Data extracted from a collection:

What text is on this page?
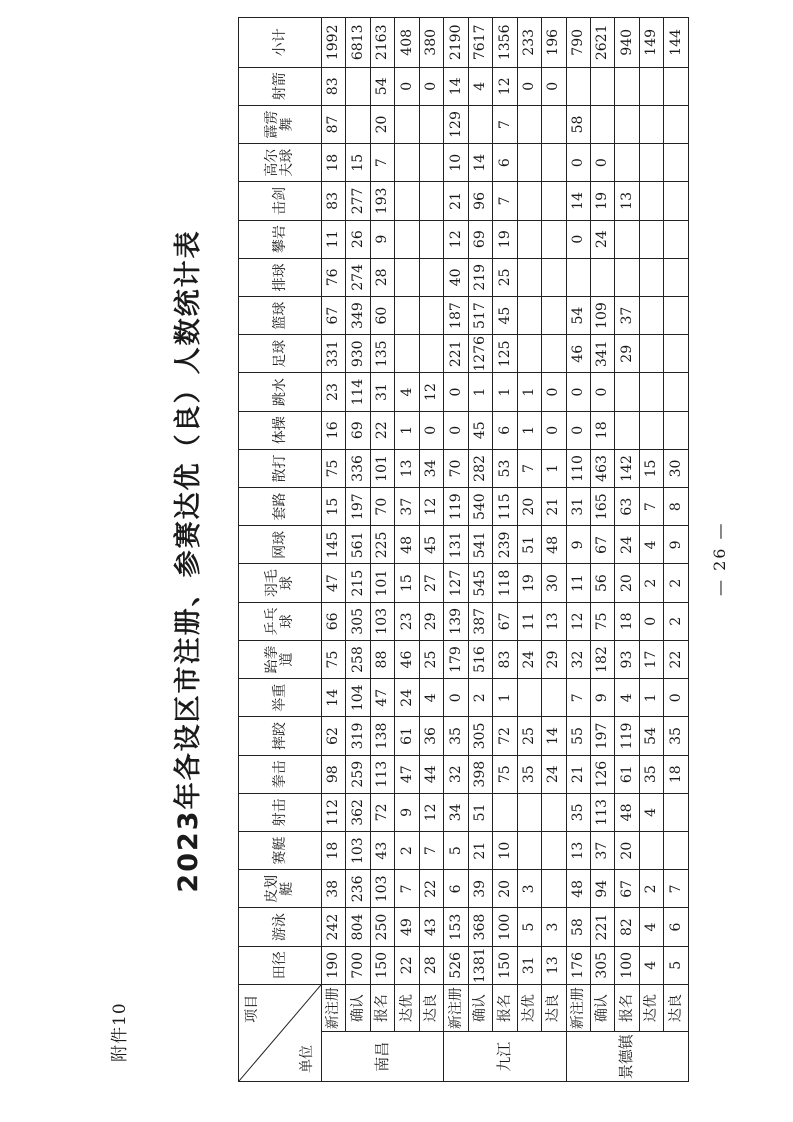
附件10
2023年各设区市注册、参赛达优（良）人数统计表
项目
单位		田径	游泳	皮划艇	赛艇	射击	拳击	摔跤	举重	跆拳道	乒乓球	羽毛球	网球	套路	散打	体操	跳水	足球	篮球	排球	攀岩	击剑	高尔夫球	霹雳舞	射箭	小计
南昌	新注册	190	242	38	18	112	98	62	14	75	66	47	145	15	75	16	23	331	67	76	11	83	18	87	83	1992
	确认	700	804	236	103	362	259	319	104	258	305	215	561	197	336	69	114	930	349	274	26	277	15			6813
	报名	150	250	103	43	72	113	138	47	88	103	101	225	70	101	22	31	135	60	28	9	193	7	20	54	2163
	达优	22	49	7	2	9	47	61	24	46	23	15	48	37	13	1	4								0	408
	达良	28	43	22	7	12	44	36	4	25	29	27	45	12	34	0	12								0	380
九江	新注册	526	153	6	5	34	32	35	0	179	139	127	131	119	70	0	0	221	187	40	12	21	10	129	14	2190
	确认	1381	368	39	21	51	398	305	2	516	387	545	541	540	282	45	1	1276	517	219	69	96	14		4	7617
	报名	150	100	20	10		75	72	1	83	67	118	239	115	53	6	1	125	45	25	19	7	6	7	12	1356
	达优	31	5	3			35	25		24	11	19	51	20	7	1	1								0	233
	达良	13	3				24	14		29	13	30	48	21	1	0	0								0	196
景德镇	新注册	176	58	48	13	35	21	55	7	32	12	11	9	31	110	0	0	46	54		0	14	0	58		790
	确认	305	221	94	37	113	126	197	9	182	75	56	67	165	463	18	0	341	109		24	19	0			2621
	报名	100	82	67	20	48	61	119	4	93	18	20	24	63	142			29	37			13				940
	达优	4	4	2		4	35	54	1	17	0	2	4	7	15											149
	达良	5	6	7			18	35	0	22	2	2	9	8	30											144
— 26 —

WHAT THE TASK ASKS >>
Retype all of the entries exactly as written, leaving out any images.

ANSWER TO THE EXERCISE >>
What text is on this page?
附件10
2023年各设区市注册、参赛达优（良）人数统计表
项目
单位		田径	游泳	皮划艇	赛艇	射击	拳击	摔跤	举重	跆拳道	乒乓球	羽毛球	网球	套路	散打	体操	跳水	足球	篮球	排球	攀岩	击剑	高尔夫球	霹雳舞	射箭	小计
南昌	新注册	190	242	38	18	112	98	62	14	75	66	47	145	15	75	16	23	331	67	76	11	83	18	87	83	1992
	确认	700	804	236	103	362	259	319	104	258	305	215	561	197	336	69	114	930	349	274	26	277	15			6813
	报名	150	250	103	43	72	113	138	47	88	103	101	225	70	101	22	31	135	60	28	9	193	7	20	54	2163
	达优	22	49	7	2	9	47	61	24	46	23	15	48	37	13	1	4								0	408
	达良	28	43	22	7	12	44	36	4	25	29	27	45	12	34	0	12								0	380
九江	新注册	526	153	6	5	34	32	35	0	179	139	127	131	119	70	0	0	221	187	40	12	21	10	129	14	2190
	确认	1381	368	39	21	51	398	305	2	516	387	545	541	540	282	45	1	1276	517	219	69	96	14		4	7617
	报名	150	100	20	10		75	72	1	83	67	118	239	115	53	6	1	125	45	25	19	7	6	7	12	1356
	达优	31	5	3			35	25		24	11	19	51	20	7	1	1								0	233
	达良	13	3				24	14		29	13	30	48	21	1	0	0								0	196
景德镇	新注册	176	58	48	13	35	21	55	7	32	12	11	9	31	110	0	0	46	54		0	14	0	58		790
	确认	305	221	94	37	113	126	197	9	182	75	56	67	165	463	18	0	341	109		24	19	0			2621
	报名	100	82	67	20	48	61	119	4	93	18	20	24	63	142			29	37			13				940
	达优	4	4	2		4	35	54	1	17	0	2	4	7	15											149
	达良	5	6	7			18	35	0	22	2	2	9	8	30											144
— 26 —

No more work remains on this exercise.